* _Source data_
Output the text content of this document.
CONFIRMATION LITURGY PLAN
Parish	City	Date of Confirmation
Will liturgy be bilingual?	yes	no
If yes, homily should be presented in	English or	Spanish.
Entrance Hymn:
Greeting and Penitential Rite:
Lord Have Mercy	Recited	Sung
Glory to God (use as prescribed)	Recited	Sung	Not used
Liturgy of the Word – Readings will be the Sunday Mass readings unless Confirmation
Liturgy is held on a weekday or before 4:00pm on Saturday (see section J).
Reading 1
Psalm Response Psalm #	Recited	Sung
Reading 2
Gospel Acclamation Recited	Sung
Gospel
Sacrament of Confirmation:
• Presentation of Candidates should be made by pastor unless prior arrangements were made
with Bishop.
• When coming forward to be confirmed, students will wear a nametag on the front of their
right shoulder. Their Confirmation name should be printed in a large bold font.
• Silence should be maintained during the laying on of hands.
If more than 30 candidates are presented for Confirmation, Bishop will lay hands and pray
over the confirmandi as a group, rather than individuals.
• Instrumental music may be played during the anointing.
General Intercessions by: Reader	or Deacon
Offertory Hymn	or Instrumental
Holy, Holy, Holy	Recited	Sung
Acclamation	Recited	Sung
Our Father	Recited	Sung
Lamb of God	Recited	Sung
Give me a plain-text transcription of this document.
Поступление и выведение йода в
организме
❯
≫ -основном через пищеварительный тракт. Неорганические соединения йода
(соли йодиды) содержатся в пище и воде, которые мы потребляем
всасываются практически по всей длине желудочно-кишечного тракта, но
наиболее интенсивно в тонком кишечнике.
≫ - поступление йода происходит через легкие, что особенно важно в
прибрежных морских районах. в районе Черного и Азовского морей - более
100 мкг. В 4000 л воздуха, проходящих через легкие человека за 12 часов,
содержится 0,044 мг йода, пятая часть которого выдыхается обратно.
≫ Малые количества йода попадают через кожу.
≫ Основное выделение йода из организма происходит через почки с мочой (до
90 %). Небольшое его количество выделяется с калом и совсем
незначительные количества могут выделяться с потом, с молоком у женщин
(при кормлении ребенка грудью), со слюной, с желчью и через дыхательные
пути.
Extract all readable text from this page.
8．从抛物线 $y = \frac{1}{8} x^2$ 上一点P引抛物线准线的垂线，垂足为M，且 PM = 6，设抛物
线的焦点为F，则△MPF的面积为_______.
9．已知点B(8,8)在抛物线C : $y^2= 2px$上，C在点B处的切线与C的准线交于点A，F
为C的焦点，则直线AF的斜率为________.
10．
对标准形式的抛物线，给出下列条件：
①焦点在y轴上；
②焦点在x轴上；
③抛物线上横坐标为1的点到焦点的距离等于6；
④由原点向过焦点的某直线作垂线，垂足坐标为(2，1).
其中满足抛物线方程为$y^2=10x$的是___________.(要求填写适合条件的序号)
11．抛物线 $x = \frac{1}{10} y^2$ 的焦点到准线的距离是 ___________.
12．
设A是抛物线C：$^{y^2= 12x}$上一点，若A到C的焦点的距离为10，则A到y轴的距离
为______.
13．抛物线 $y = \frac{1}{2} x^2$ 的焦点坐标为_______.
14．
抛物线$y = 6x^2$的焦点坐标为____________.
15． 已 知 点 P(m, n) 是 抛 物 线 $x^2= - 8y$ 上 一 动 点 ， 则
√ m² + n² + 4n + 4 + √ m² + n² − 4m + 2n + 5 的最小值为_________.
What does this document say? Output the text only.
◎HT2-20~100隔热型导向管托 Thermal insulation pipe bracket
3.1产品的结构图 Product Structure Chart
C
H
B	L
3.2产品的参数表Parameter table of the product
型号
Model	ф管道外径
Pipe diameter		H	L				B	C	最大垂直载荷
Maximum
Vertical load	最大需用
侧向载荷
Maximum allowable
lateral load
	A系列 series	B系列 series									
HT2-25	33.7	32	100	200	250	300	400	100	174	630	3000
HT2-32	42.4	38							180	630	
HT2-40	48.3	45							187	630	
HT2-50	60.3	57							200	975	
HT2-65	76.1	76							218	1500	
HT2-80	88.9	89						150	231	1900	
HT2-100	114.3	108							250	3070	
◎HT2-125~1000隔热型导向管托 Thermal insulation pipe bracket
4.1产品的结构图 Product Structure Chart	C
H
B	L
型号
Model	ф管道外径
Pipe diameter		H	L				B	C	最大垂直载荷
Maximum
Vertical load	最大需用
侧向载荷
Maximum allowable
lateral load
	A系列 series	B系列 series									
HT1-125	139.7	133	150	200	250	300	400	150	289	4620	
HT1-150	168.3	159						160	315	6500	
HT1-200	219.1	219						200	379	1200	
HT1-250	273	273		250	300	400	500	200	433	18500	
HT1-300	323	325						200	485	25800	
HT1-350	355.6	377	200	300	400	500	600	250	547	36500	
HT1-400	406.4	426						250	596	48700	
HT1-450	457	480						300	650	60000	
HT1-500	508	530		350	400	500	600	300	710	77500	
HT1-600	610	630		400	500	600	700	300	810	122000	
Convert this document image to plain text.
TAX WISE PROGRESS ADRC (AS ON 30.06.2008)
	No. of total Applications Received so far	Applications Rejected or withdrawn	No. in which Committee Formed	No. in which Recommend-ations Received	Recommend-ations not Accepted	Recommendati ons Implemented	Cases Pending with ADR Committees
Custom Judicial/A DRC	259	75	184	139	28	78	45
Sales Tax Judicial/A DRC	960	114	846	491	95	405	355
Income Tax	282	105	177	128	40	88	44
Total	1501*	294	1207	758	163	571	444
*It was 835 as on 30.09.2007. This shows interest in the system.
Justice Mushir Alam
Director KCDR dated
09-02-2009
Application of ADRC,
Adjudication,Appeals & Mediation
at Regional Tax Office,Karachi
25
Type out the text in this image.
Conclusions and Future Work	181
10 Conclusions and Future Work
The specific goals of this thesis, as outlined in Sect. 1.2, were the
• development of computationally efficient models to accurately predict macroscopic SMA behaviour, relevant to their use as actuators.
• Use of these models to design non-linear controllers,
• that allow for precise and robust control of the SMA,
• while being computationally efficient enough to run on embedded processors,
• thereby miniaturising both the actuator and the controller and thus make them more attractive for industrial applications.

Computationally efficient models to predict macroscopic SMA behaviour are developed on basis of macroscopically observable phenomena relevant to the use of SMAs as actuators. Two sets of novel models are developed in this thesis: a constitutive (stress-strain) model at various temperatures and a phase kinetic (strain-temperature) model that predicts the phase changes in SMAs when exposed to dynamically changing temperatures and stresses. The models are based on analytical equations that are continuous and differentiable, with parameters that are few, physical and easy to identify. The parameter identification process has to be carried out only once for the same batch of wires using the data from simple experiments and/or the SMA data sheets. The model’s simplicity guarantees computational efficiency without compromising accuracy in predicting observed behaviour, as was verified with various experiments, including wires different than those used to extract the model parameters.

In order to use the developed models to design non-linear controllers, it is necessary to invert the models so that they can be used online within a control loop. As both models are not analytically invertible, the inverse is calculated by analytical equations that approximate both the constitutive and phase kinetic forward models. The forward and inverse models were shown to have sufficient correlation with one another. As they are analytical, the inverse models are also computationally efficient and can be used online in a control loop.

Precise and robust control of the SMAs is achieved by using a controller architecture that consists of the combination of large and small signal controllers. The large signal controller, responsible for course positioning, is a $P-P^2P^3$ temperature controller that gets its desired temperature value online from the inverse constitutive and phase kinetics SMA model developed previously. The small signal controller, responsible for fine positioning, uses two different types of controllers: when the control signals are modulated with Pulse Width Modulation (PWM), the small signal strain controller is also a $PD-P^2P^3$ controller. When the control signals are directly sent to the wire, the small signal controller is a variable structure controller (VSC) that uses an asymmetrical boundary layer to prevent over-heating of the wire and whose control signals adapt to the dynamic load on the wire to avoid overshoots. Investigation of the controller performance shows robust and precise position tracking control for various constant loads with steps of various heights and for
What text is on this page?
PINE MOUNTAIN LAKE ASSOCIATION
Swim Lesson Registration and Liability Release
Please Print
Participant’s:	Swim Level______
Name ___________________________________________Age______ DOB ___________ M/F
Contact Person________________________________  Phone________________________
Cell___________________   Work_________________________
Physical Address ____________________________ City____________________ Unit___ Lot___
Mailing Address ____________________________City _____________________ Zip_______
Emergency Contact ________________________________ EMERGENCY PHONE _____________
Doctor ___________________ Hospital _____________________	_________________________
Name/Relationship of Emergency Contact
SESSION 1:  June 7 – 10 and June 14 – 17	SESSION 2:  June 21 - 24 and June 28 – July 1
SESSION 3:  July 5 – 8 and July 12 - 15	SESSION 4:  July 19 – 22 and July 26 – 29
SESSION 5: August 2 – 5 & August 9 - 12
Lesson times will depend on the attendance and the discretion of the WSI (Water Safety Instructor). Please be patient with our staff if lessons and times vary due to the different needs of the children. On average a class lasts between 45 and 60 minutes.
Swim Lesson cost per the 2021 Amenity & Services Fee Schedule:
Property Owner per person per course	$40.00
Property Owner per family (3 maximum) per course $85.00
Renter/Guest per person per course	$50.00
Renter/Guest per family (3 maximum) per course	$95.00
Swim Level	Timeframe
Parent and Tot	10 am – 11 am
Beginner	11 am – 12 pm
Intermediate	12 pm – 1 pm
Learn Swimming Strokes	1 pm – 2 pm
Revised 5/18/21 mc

* _Written request_
Using the listing above, pull out all lines that hold the word "Hymn".

* _Completed exercise_
Entrance Hymn:
Offertory Hymn	or Instrumental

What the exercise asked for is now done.